* **Set task**:
Transcribe the records below in full; pictures stay out of the copy.
***** Records supplied
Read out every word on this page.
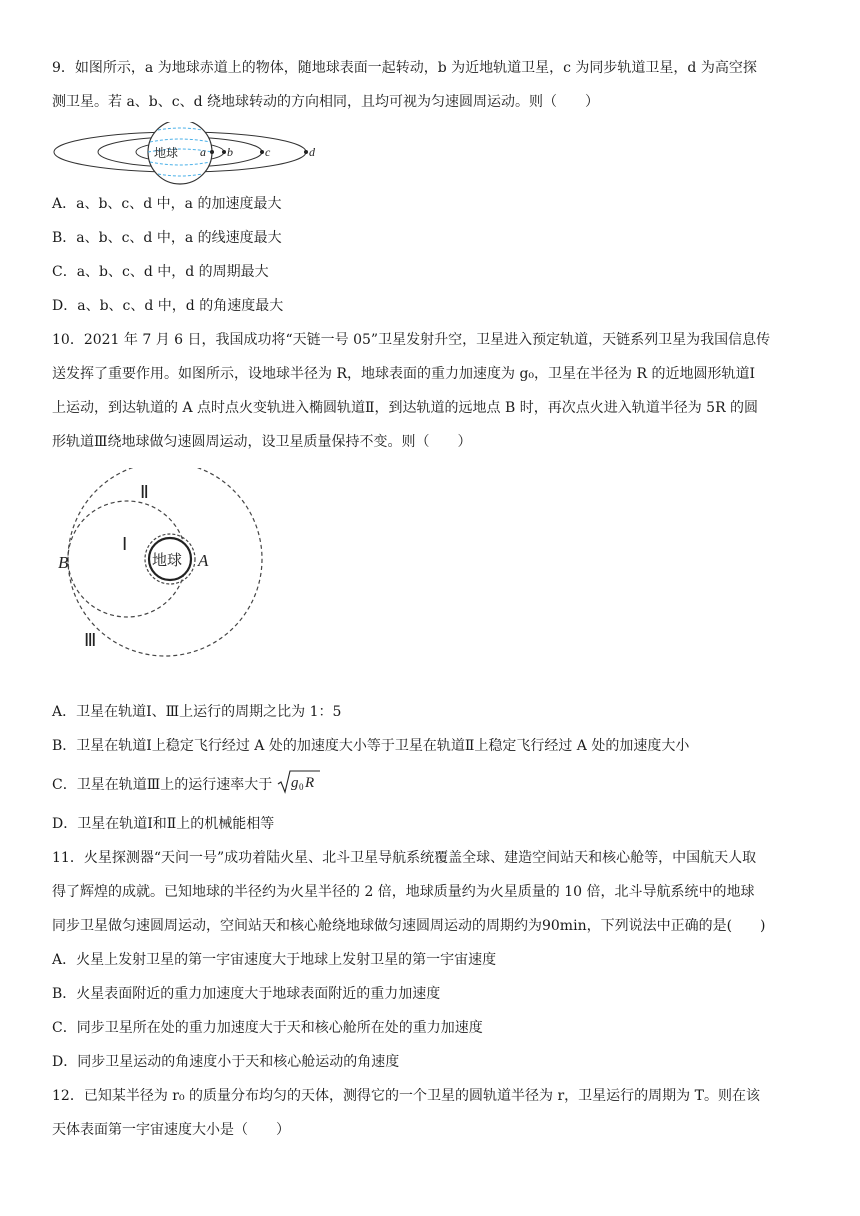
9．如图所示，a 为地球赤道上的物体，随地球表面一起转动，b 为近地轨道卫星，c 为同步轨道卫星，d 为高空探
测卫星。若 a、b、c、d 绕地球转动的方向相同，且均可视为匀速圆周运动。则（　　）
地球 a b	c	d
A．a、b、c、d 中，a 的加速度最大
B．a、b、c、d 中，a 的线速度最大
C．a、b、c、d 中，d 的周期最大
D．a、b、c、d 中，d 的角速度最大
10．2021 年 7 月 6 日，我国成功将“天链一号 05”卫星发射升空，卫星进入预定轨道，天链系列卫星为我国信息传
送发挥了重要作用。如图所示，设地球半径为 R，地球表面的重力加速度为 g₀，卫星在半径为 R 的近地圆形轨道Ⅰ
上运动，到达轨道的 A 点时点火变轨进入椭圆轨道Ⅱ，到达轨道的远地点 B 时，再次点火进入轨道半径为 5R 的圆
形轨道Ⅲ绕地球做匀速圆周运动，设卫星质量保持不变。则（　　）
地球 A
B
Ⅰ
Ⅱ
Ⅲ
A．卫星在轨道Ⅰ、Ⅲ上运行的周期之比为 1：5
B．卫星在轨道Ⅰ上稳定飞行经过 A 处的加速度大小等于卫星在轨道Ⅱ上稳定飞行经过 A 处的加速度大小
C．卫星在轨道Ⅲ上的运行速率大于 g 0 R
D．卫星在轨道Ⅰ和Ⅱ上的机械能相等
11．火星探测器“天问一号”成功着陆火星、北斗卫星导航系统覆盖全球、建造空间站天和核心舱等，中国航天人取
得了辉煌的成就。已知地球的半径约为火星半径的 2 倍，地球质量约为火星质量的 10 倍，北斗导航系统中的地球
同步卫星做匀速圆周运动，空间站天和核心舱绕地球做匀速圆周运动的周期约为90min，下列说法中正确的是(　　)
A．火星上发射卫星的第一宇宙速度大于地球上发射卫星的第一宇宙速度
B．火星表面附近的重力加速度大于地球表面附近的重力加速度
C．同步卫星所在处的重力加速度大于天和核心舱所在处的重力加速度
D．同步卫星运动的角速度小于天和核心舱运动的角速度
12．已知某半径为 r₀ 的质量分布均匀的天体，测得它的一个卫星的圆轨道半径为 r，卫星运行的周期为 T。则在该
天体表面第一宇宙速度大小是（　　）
**********
* **Complete output**:
Read out every word on this page.
9．如图所示，a 为地球赤道上的物体，随地球表面一起转动，b 为近地轨道卫星，c 为同步轨道卫星，d 为高空探
测卫星。若 a、b、c、d 绕地球转动的方向相同，且均可视为匀速圆周运动。则（　　）
地球 a b	c	d
A．a、b、c、d 中，a 的加速度最大
B．a、b、c、d 中，a 的线速度最大
C．a、b、c、d 中，d 的周期最大
D．a、b、c、d 中，d 的角速度最大
10．2021 年 7 月 6 日，我国成功将“天链一号 05”卫星发射升空，卫星进入预定轨道，天链系列卫星为我国信息传
送发挥了重要作用。如图所示，设地球半径为 R，地球表面的重力加速度为 g₀，卫星在半径为 R 的近地圆形轨道Ⅰ
上运动，到达轨道的 A 点时点火变轨进入椭圆轨道Ⅱ，到达轨道的远地点 B 时，再次点火进入轨道半径为 5R 的圆
形轨道Ⅲ绕地球做匀速圆周运动，设卫星质量保持不变。则（　　）
地球 A
B
Ⅰ
Ⅱ
Ⅲ
A．卫星在轨道Ⅰ、Ⅲ上运行的周期之比为 1：5
B．卫星在轨道Ⅰ上稳定飞行经过 A 处的加速度大小等于卫星在轨道Ⅱ上稳定飞行经过 A 处的加速度大小
C．卫星在轨道Ⅲ上的运行速率大于 g 0 R
D．卫星在轨道Ⅰ和Ⅱ上的机械能相等
11．火星探测器“天问一号”成功着陆火星、北斗卫星导航系统覆盖全球、建造空间站天和核心舱等，中国航天人取
得了辉煌的成就。已知地球的半径约为火星半径的 2 倍，地球质量约为火星质量的 10 倍，北斗导航系统中的地球
同步卫星做匀速圆周运动，空间站天和核心舱绕地球做匀速圆周运动的周期约为90min，下列说法中正确的是(　　)
A．火星上发射卫星的第一宇宙速度大于地球上发射卫星的第一宇宙速度
B．火星表面附近的重力加速度大于地球表面附近的重力加速度
C．同步卫星所在处的重力加速度大于天和核心舱所在处的重力加速度
D．同步卫星运动的角速度小于天和核心舱运动的角速度
12．已知某半径为 r₀ 的质量分布均匀的天体，测得它的一个卫星的圆轨道半径为 r，卫星运行的周期为 T。则在该
天体表面第一宇宙速度大小是（　　）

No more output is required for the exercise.